──────── Records supplied ────────

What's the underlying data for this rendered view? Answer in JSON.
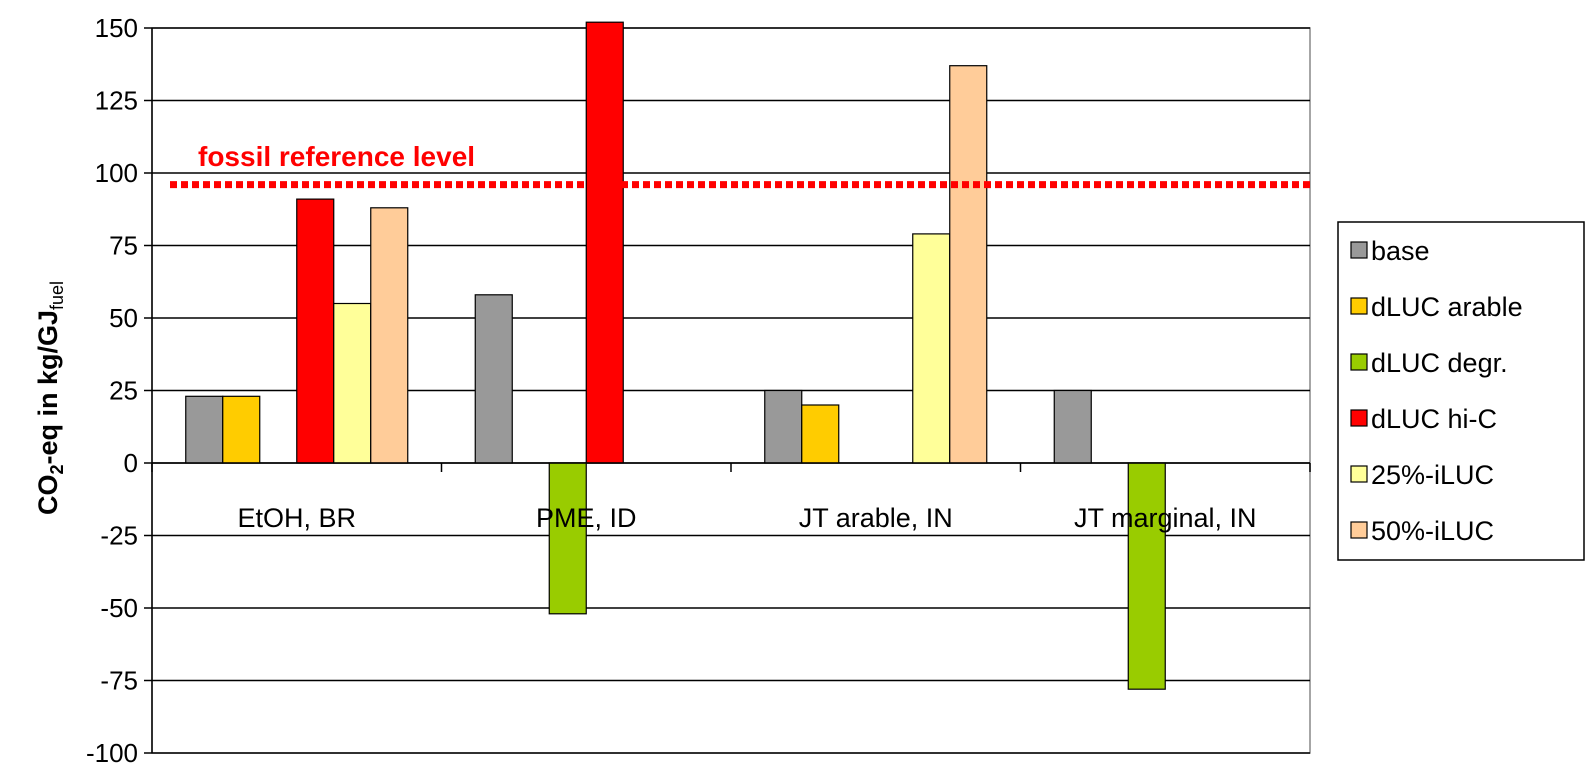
{
  "chart_data": {
    "type": "bar",
    "ylabel_main": "CO",
    "ylabel_sub": "2",
    "ylabel_rest": "-eq in kg/GJ",
    "ylabel_sub2": "fuel",
    "ylim": [
      -100,
      150
    ],
    "yticks": [
      "150",
      "125",
      "100",
      "75",
      "50",
      "25",
      "0",
      "-25",
      "-50",
      "-75",
      "-100"
    ],
    "ytick_values": [
      150,
      125,
      100,
      75,
      50,
      25,
      0,
      -25,
      -50,
      -75,
      -100
    ],
    "grid": true,
    "legend_position": "right",
    "categories": [
      "EtOH, BR",
      "PME, ID",
      "JT arable, IN",
      "JT marginal, IN"
    ],
    "series": [
      {
        "name": "base",
        "color": "#999999",
        "values": [
          23,
          58,
          25,
          25
        ]
      },
      {
        "name": "dLUC arable",
        "color": "#ffcc00",
        "values": [
          23,
          null,
          20,
          null
        ]
      },
      {
        "name": "dLUC degr.",
        "color": "#99cc00",
        "values": [
          null,
          -52,
          null,
          -78
        ]
      },
      {
        "name": "dLUC hi-C",
        "color": "#ff0000",
        "values": [
          91,
          152,
          null,
          null
        ]
      },
      {
        "name": "25%-iLUC",
        "color": "#ffff99",
        "values": [
          55,
          null,
          79,
          null
        ]
      },
      {
        "name": "50%-iLUC",
        "color": "#ffcc99",
        "values": [
          88,
          null,
          137,
          null
        ]
      }
    ],
    "reference_line": {
      "label": "fossil reference level",
      "value": 96,
      "color": "#ff0000"
    }
  }
}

────────

Given task =>
Copy the listing over exactly, skipping the pictures it holds.

Exercise answer =>
What's the underlying data for this rendered view? Answer in JSON.
{
  "chart_data": {
    "type": "bar",
    "ylabel_main": "CO",
    "ylabel_sub": "2",
    "ylabel_rest": "-eq in kg/GJ",
    "ylabel_sub2": "fuel",
    "ylim": [
      -100,
      150
    ],
    "yticks": [
      "150",
      "125",
      "100",
      "75",
      "50",
      "25",
      "0",
      "-25",
      "-50",
      "-75",
      "-100"
    ],
    "ytick_values": [
      150,
      125,
      100,
      75,
      50,
      25,
      0,
      -25,
      -50,
      -75,
      -100
    ],
    "grid": true,
    "legend_position": "right",
    "categories": [
      "EtOH, BR",
      "PME, ID",
      "JT arable, IN",
      "JT marginal, IN"
    ],
    "series": [
      {
        "name": "base",
        "color": "#999999",
        "values": [
          23,
          58,
          25,
          25
        ]
      },
      {
        "name": "dLUC arable",
        "color": "#ffcc00",
        "values": [
          23,
          null,
          20,
          null
        ]
      },
      {
        "name": "dLUC degr.",
        "color": "#99cc00",
        "values": [
          null,
          -52,
          null,
          -78
        ]
      },
      {
        "name": "dLUC hi-C",
        "color": "#ff0000",
        "values": [
          91,
          152,
          null,
          null
        ]
      },
      {
        "name": "25%-iLUC",
        "color": "#ffff99",
        "values": [
          55,
          null,
          79,
          null
        ]
      },
      {
        "name": "50%-iLUC",
        "color": "#ffcc99",
        "values": [
          88,
          null,
          137,
          null
        ]
      }
    ],
    "reference_line": {
      "label": "fossil reference level",
      "value": 96,
      "color": "#ff0000"
    }
  }
}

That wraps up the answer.